* begin DOCUMENT SECTION *

Number of wins by tour
- European Senior Tour: 1

Best results in major championships
- Masters Tournament: DNP
- PGA Championship: DNP
- U.S. Open: DNP
- The Open Championship: CUT (3rd round): 1980

= Glenn Ralph =

English golfer (born 1956)

Glenn William Ralph (born 12 July 1956) is an English professional golfer.

== Career ==
Ralph was born in Haslemere, Surrey. He turned professional in 1973, and played on the European Tour for many years. His best season came in 1987 when he finished in 51st place on the Order of Merit.

Since turning 50, Ralph has competed on the European Senior Tour, where he has enjoyed some success. Having finished 36th on the money list in 2006, and 23rd in 2007, he missed virtually the entire 2008 season having broken his ankle. He won his first title in 2009 at the Cleveland Golf/Srixon Scottish Senior Open.

==Professional wins (1)==
===European Senior Tour wins (1)===

| No. | Date | Tournament | Winning score | Margin of victory | Runners-up |
|---|---|---|---|---|---|
| 1 | 23 Aug 2009 | Cleveland Golf/Srixon Scottish Senior Open | −8 (71-67-70=208) | 1 stroke | ENG Bob Cameron, ARG Luis Carbonetti |

European Senior Tour playoff record (0–1)

* end DOCUMENT SECTION *
* begin RECORDS SUPPLIED *

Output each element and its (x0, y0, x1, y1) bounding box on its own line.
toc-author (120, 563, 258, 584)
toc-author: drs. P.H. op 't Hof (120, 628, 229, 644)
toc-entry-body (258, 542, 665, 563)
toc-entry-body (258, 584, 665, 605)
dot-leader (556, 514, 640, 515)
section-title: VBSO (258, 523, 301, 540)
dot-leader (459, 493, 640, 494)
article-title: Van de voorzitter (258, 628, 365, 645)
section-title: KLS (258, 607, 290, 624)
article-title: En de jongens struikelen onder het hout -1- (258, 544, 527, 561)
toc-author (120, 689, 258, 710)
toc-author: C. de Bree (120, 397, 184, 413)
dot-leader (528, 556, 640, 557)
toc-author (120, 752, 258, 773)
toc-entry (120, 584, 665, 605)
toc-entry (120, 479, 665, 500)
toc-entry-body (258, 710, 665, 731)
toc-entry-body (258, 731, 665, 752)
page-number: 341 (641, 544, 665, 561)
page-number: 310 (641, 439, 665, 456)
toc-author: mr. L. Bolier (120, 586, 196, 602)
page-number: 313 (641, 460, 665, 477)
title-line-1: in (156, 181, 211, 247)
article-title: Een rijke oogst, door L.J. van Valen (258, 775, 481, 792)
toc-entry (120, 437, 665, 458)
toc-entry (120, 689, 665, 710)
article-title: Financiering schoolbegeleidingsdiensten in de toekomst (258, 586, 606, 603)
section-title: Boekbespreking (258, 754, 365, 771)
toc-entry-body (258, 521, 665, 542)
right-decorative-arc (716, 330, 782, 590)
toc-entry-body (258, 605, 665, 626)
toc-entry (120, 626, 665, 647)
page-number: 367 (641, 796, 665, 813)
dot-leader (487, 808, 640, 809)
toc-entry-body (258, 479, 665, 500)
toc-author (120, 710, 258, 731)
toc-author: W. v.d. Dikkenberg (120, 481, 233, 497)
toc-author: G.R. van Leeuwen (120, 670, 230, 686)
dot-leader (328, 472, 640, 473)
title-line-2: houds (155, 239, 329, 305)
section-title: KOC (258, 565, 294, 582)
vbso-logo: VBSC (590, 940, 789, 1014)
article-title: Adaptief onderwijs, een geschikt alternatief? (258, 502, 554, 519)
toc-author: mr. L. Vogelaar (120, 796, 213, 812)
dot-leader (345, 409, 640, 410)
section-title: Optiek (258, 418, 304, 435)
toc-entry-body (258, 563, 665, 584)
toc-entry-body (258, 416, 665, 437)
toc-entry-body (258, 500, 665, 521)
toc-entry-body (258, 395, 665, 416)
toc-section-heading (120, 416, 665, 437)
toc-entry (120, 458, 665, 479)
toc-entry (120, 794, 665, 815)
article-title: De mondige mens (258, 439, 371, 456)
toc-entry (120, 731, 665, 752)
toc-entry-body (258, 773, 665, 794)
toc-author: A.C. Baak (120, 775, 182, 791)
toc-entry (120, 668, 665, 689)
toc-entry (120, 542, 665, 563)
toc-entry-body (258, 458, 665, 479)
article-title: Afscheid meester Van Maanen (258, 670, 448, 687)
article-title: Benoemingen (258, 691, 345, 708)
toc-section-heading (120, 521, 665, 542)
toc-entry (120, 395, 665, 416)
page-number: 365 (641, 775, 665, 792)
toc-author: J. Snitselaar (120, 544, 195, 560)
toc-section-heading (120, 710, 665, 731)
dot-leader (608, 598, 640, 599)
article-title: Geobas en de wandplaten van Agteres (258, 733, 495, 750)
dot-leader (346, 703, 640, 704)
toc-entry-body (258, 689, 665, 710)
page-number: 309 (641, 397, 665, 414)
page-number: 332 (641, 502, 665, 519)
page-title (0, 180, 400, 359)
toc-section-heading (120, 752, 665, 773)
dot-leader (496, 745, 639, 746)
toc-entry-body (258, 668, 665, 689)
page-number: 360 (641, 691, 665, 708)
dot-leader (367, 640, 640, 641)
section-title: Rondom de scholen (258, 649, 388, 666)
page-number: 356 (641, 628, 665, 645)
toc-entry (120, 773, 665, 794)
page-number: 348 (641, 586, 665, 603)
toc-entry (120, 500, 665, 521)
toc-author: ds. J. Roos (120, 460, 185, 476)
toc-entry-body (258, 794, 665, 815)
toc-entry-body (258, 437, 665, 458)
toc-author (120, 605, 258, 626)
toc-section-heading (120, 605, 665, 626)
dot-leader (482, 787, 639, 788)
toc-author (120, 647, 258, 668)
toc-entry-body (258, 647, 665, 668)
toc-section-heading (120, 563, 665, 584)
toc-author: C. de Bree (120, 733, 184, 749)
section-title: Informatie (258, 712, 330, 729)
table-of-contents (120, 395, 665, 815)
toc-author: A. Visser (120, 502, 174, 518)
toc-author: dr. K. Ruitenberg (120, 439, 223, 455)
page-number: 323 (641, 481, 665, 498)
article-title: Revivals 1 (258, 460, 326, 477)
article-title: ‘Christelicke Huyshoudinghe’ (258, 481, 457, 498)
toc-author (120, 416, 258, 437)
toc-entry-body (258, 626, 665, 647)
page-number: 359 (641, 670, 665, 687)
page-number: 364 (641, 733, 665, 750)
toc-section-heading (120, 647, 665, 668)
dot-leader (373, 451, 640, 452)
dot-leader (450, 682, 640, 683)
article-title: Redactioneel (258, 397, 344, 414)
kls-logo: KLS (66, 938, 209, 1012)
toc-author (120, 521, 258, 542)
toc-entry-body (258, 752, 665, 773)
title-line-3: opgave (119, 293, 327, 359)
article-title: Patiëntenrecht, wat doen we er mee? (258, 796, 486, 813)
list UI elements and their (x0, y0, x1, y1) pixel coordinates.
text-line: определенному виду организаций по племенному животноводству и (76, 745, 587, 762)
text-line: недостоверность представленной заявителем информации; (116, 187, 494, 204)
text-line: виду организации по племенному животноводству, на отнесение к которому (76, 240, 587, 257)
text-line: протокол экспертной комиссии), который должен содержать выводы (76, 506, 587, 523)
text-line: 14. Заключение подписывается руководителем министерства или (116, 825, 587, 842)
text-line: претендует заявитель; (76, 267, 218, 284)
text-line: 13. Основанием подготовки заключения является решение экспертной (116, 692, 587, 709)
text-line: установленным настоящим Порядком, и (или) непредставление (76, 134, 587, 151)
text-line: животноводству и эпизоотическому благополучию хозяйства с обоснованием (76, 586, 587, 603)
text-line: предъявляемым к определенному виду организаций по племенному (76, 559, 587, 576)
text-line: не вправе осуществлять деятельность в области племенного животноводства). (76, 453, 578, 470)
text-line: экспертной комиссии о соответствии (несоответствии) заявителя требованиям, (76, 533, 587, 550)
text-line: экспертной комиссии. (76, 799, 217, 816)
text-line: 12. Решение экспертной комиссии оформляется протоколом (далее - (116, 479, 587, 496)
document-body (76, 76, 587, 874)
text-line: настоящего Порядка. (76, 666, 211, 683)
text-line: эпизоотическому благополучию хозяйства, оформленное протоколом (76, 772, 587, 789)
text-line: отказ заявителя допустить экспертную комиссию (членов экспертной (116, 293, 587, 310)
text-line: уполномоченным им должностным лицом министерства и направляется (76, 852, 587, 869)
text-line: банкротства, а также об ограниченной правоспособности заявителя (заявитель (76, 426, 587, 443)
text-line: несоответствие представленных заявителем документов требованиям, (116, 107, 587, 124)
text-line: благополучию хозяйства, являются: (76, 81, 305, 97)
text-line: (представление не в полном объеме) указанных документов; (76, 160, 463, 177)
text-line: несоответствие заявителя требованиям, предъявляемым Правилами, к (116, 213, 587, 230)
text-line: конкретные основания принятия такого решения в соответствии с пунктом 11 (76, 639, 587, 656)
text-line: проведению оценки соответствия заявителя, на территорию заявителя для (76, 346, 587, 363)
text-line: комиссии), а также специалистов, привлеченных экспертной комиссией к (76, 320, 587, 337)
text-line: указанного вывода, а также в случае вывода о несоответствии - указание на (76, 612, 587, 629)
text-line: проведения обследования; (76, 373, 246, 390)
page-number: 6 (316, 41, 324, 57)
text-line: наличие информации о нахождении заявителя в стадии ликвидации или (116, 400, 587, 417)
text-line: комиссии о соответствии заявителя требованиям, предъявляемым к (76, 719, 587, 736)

* end RECORDS SUPPLIED *

> [WORK INSTRUCTIONS]:
A. List every major championship named in the Glenn Ralph article.
B. Answer these questions using the Glenn Ralph article.
(i) Where was Ralph born?
(ii) In what year did he turn professional?
(iii) Who were the runners-up at the 2009 Cleveland Golf/Srixon Scottish Senior Open?
C. Resume the Glenn Ralph article after its final line.

> [RESULTS OF THE TASKS]:
A.
Masters Tournament
PGA Championship
U.S. Open
The Open Championship

B.
(i) Haslemere, Surrey
(ii) 1973
(iii) Bob Cameron and Luis Carbonetti

C.
| No. | Year | Tournament | Opponent | Result |
|---|---|---|---|---|
| 1 | 2007 | Scandinavian Senior Open | SCO John Chillas | Lost to par on fourth extra hole |

==Results in major championships==

| Tournament | 1980 | 1981 | 1982 | 1983 | 1984 | 1985 | 1986 |
|---|---|---|---|---|---|---|---|
| The Open Championship | CUT |  |  | CUT |  | CUT | CUT |

Note: Ralph only played in The Open Championship.

CUT = missed the half-way cut (3rd round cut in 1980 Open Championship)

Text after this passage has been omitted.